--- start ---

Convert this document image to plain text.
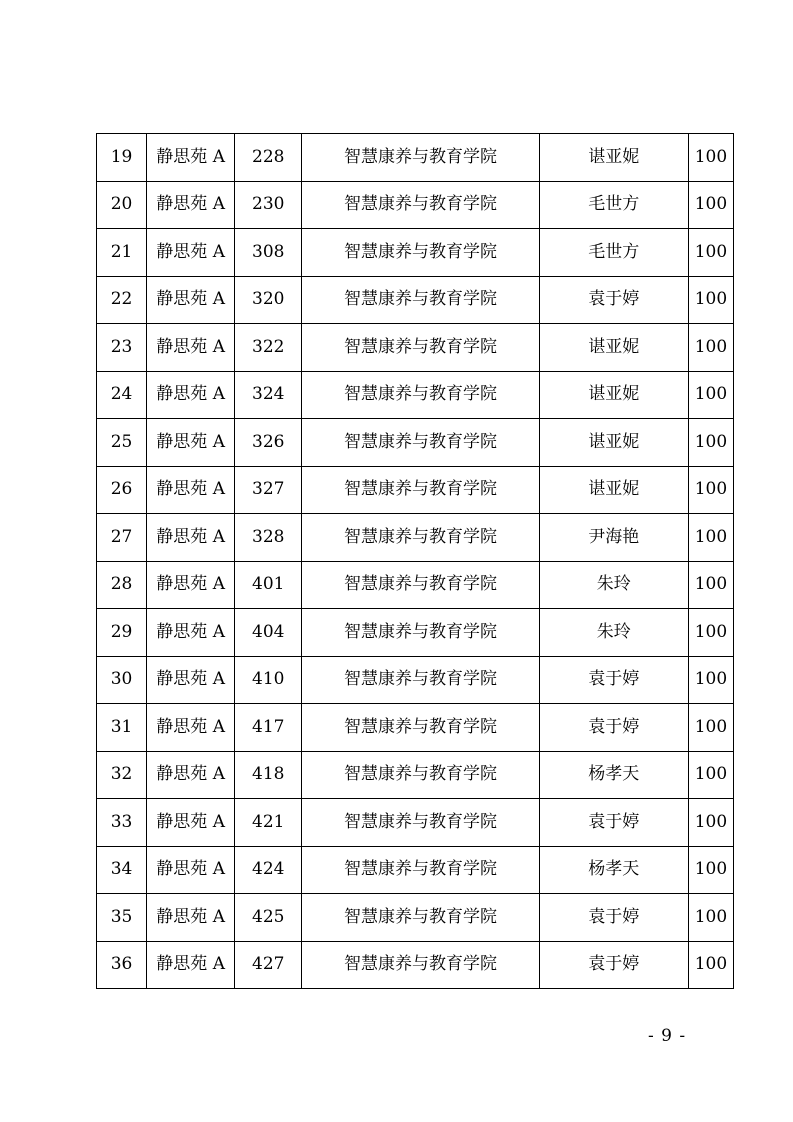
19	静思苑 A	228	智慧康养与教育学院	谌亚妮	100
20	静思苑 A	230	智慧康养与教育学院	毛世方	100
21	静思苑 A	308	智慧康养与教育学院	毛世方	100
22	静思苑 A	320	智慧康养与教育学院	袁于婷	100
23	静思苑 A	322	智慧康养与教育学院	谌亚妮	100
24	静思苑 A	324	智慧康养与教育学院	谌亚妮	100
25	静思苑 A	326	智慧康养与教育学院	谌亚妮	100
26	静思苑 A	327	智慧康养与教育学院	谌亚妮	100
27	静思苑 A	328	智慧康养与教育学院	尹海艳	100
28	静思苑 A	401	智慧康养与教育学院	朱玲	100
29	静思苑 A	404	智慧康养与教育学院	朱玲	100
30	静思苑 A	410	智慧康养与教育学院	袁于婷	100
31	静思苑 A	417	智慧康养与教育学院	袁于婷	100
32	静思苑 A	418	智慧康养与教育学院	杨孝天	100
33	静思苑 A	421	智慧康养与教育学院	袁于婷	100
34	静思苑 A	424	智慧康养与教育学院	杨孝天	100
35	静思苑 A	425	智慧康养与教育学院	袁于婷	100
36	静思苑 A	427	智慧康养与教育学院	袁于婷	100
- 9 -
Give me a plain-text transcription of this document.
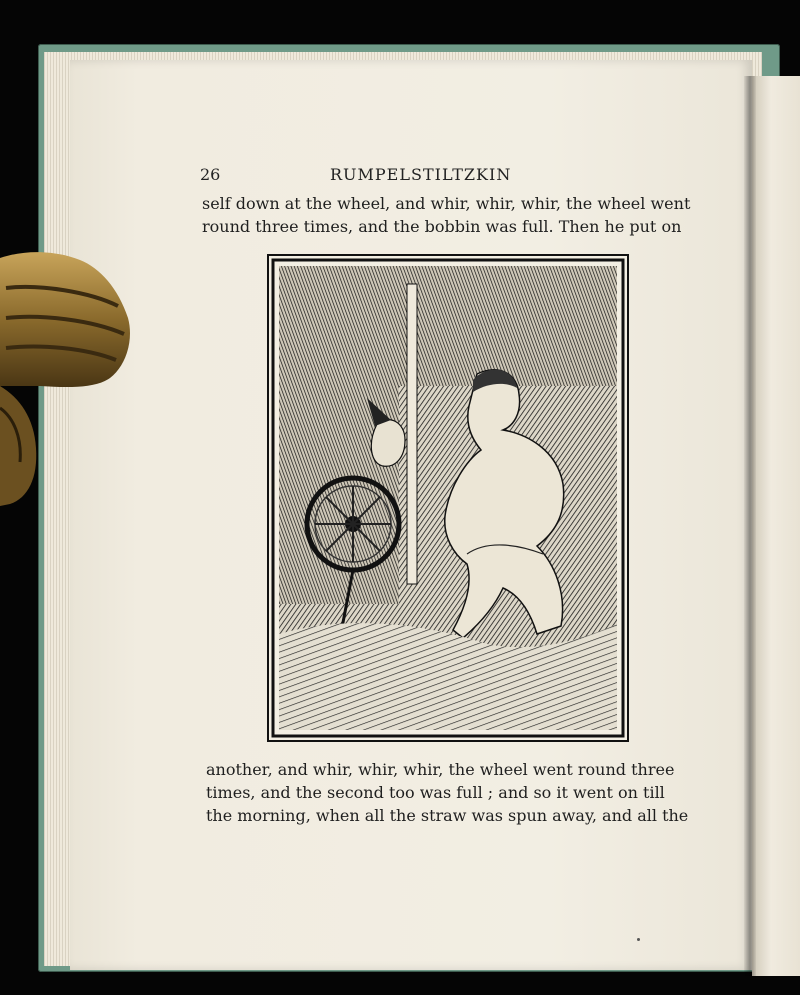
26	RUMPELSTILTZKIN
self down at the wheel, and whir, whir, whir, the wheel went
round three times, and the bobbin was full. Then he put on
another, and whir, whir, whir, the wheel went round three
times, and the second too was full ; and so it went on till
the morning, when all the straw was spun away, and all the
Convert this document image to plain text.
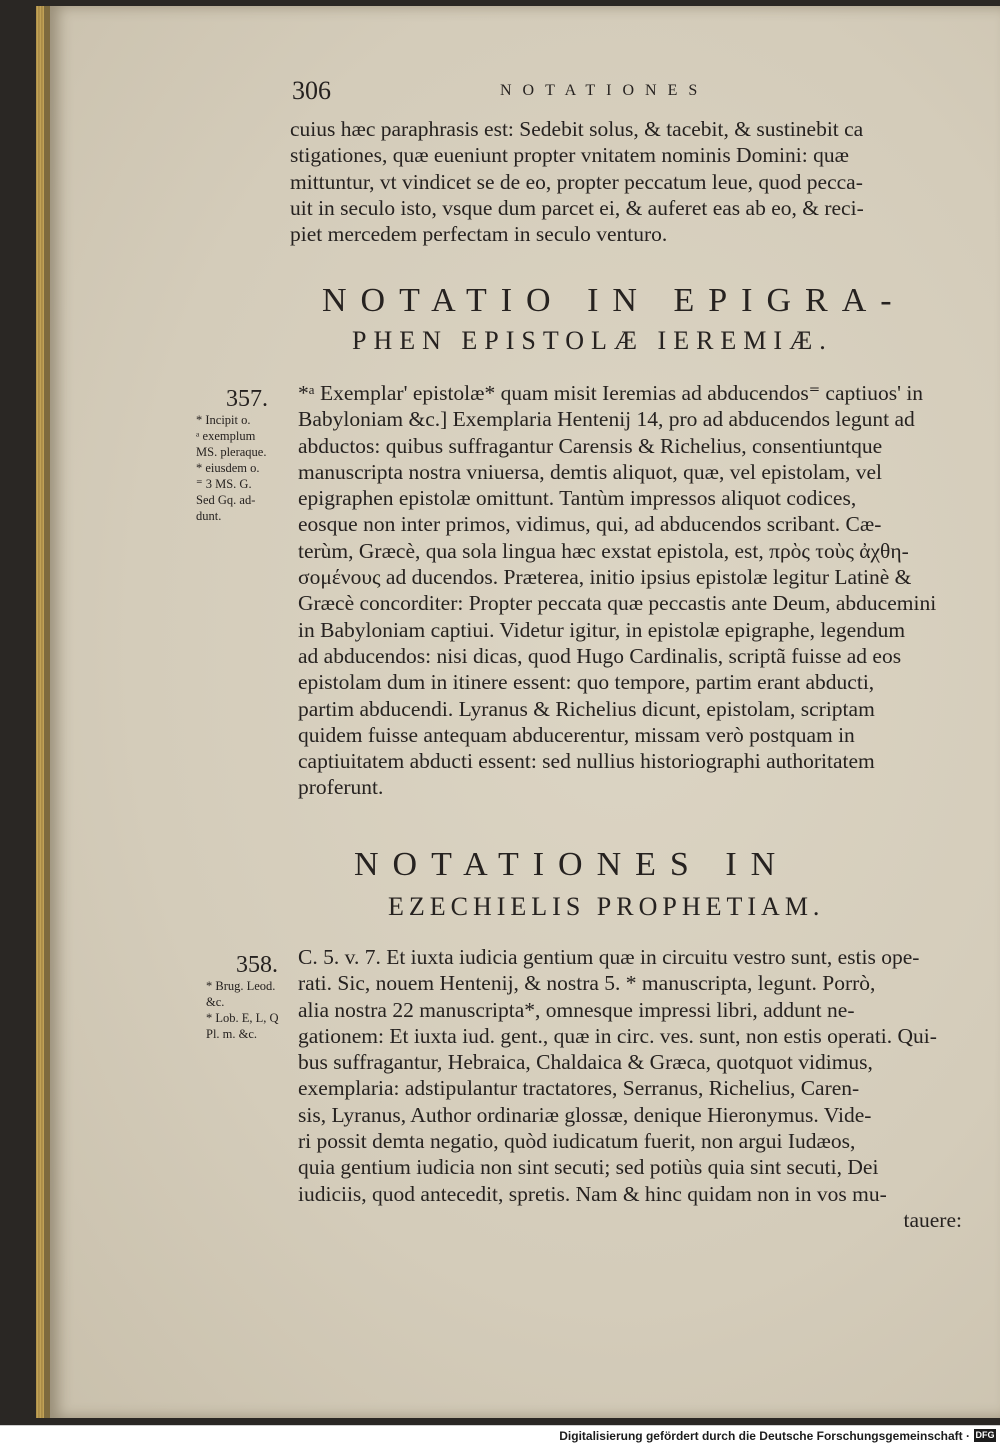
306	NOTATIONES
cuius hæc paraphrasis est: Sedebit solus, & tacebit, & sustinebit ca
stigationes, quæ eueniunt propter vnitatem nominis Domini: quæ
mittuntur, vt vindicet se de eo, propter peccatum leue, quod pecca-
uit in seculo isto, vsque dum parcet ei, & auferet eas ab eo, & reci-
piet mercedem perfectam in seculo venturo.
NOTATIO IN EPIGRA-
PHEN EPISTOLÆ IEREMIÆ.
357.
* Incipit o.
ᵃ exemplum
MS. pleraque.
* eiusdem o.
⁼ 3 MS. G.
Sed Gq. ad-
dunt.
*ᵃ Exemplar' epistolæ* quam misit Ieremias ad abducendos⁼ captiuos' in
Babyloniam &c.] Exemplaria Hentenij 14, pro ad abducendos legunt ad
abductos: quibus suffragantur Carensis & Richelius, consentiuntque
manuscripta nostra vniuersa, demtis aliquot, quæ, vel epistolam, vel
epigraphen epistolæ omittunt. Tantùm impressos aliquot codices,
eosque non inter primos, vidimus, qui, ad abducendos scribant. Cæ-
terùm, Græcè, qua sola lingua hæc exstat epistola, est, πρὸς τοὺς ἀχθη-
σομένους ad ducendos. Præterea, initio ipsius epistolæ legitur Latinè &
Græcè concorditer: Propter peccata quæ peccastis ante Deum, abducemini
in Babyloniam captiui. Videtur igitur, in epistolæ epigraphe, legendum
ad abducendos: nisi dicas, quod Hugo Cardinalis, scriptã fuisse ad eos
epistolam dum in itinere essent: quo tempore, partim erant abducti,
partim abducendi. Lyranus & Richelius dicunt, epistolam, scriptam
quidem fuisse antequam abducerentur, missam verò postquam in
captiuitatem abducti essent: sed nullius historiographi authoritatem
proferunt.
NOTATIONES IN
EZECHIELIS PROPHETIAM.
358.
* Brug. Leod.
&c.
* Lob. E, L, Q
Pl. m. &c.
C. 5. v. 7. Et iuxta iudicia gentium quæ in circuitu vestro sunt, estis ope-
rati. Sic, nouem Hentenij, & nostra 5. * manuscripta, legunt. Porrò,
alia nostra 22 manuscripta*, omnesque impressi libri, addunt ne-
gationem: Et iuxta iud. gent., quæ in circ. ves. sunt, non estis operati. Qui-
bus suffragantur, Hebraica, Chaldaica & Græca, quotquot vidimus,
exemplaria: adstipulantur tractatores, Serranus, Richelius, Caren-
sis, Lyranus, Author ordinariæ glossæ, denique Hieronymus. Vide-
ri possit demta negatio, quòd iudicatum fuerit, non argui Iudæos,
quia gentium iudicia non sint secuti; sed potiùs quia sint secuti, Dei
iudiciis, quod antecedit, spretis. Nam & hinc quidam non in vos mu-
tauere:
Digitalisierung gefördert durch die Deutsche Forschungsgemeinschaft · DFG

--- end ---

## TASK GOAL
Copy the records exactly as they appear, excluding images.

## ANSWER
Convert this document image to plain text.
19	静思苑 A	228	智慧康养与教育学院	谌亚妮	100
20	静思苑 A	230	智慧康养与教育学院	毛世方	100
21	静思苑 A	308	智慧康养与教育学院	毛世方	100
22	静思苑 A	320	智慧康养与教育学院	袁于婷	100
23	静思苑 A	322	智慧康养与教育学院	谌亚妮	100
24	静思苑 A	324	智慧康养与教育学院	谌亚妮	100
25	静思苑 A	326	智慧康养与教育学院	谌亚妮	100
26	静思苑 A	327	智慧康养与教育学院	谌亚妮	100
27	静思苑 A	328	智慧康养与教育学院	尹海艳	100
28	静思苑 A	401	智慧康养与教育学院	朱玲	100
29	静思苑 A	404	智慧康养与教育学院	朱玲	100
30	静思苑 A	410	智慧康养与教育学院	袁于婷	100
31	静思苑 A	417	智慧康养与教育学院	袁于婷	100
32	静思苑 A	418	智慧康养与教育学院	杨孝天	100
33	静思苑 A	421	智慧康养与教育学院	袁于婷	100
34	静思苑 A	424	智慧康养与教育学院	杨孝天	100
35	静思苑 A	425	智慧康养与教育学院	袁于婷	100
36	静思苑 A	427	智慧康养与教育学院	袁于婷	100
- 9 -
Give me a plain-text transcription of this document.
26	RUMPELSTILTZKIN
self down at the wheel, and whir, whir, whir, the wheel went
round three times, and the bobbin was full. Then he put on
another, and whir, whir, whir, the wheel went round three
times, and the second too was full ; and so it went on till
the morning, when all the straw was spun away, and all the
Convert this document image to plain text.
306	NOTATIONES
cuius hæc paraphrasis est: Sedebit solus, & tacebit, & sustinebit ca
stigationes, quæ eueniunt propter vnitatem nominis Domini: quæ
mittuntur, vt vindicet se de eo, propter peccatum leue, quod pecca-
uit in seculo isto, vsque dum parcet ei, & auferet eas ab eo, & reci-
piet mercedem perfectam in seculo venturo.
NOTATIO IN EPIGRA-
PHEN EPISTOLÆ IEREMIÆ.
357.
* Incipit o.
ᵃ exemplum
MS. pleraque.
* eiusdem o.
⁼ 3 MS. G.
Sed Gq. ad-
dunt.
*ᵃ Exemplar' epistolæ* quam misit Ieremias ad abducendos⁼ captiuos' in
Babyloniam &c.] Exemplaria Hentenij 14, pro ad abducendos legunt ad
abductos: quibus suffragantur Carensis & Richelius, consentiuntque
manuscripta nostra vniuersa, demtis aliquot, quæ, vel epistolam, vel
epigraphen epistolæ omittunt. Tantùm impressos aliquot codices,
eosque non inter primos, vidimus, qui, ad abducendos scribant. Cæ-
terùm, Græcè, qua sola lingua hæc exstat epistola, est, πρὸς τοὺς ἀχθη-
σομένους ad ducendos. Præterea, initio ipsius epistolæ legitur Latinè &
Græcè concorditer: Propter peccata quæ peccastis ante Deum, abducemini
in Babyloniam captiui. Videtur igitur, in epistolæ epigraphe, legendum
ad abducendos: nisi dicas, quod Hugo Cardinalis, scriptã fuisse ad eos
epistolam dum in itinere essent: quo tempore, partim erant abducti,
partim abducendi. Lyranus & Richelius dicunt, epistolam, scriptam
quidem fuisse antequam abducerentur, missam verò postquam in
captiuitatem abducti essent: sed nullius historiographi authoritatem
proferunt.
NOTATIONES IN
EZECHIELIS PROPHETIAM.
358.
* Brug. Leod.
&c.
* Lob. E, L, Q
Pl. m. &c.
C. 5. v. 7. Et iuxta iudicia gentium quæ in circuitu vestro sunt, estis ope-
rati. Sic, nouem Hentenij, & nostra 5. * manuscripta, legunt. Porrò,
alia nostra 22 manuscripta*, omnesque impressi libri, addunt ne-
gationem: Et iuxta iud. gent., quæ in circ. ves. sunt, non estis operati. Qui-
bus suffragantur, Hebraica, Chaldaica & Græca, quotquot vidimus,
exemplaria: adstipulantur tractatores, Serranus, Richelius, Caren-
sis, Lyranus, Author ordinariæ glossæ, denique Hieronymus. Vide-
ri possit demta negatio, quòd iudicatum fuerit, non argui Iudæos,
quia gentium iudicia non sint secuti; sed potiùs quia sint secuti, Dei
iudiciis, quod antecedit, spretis. Nam & hinc quidam non in vos mu-
tauere:
Digitalisierung gefördert durch die Deutsche Forschungsgemeinschaft · DFG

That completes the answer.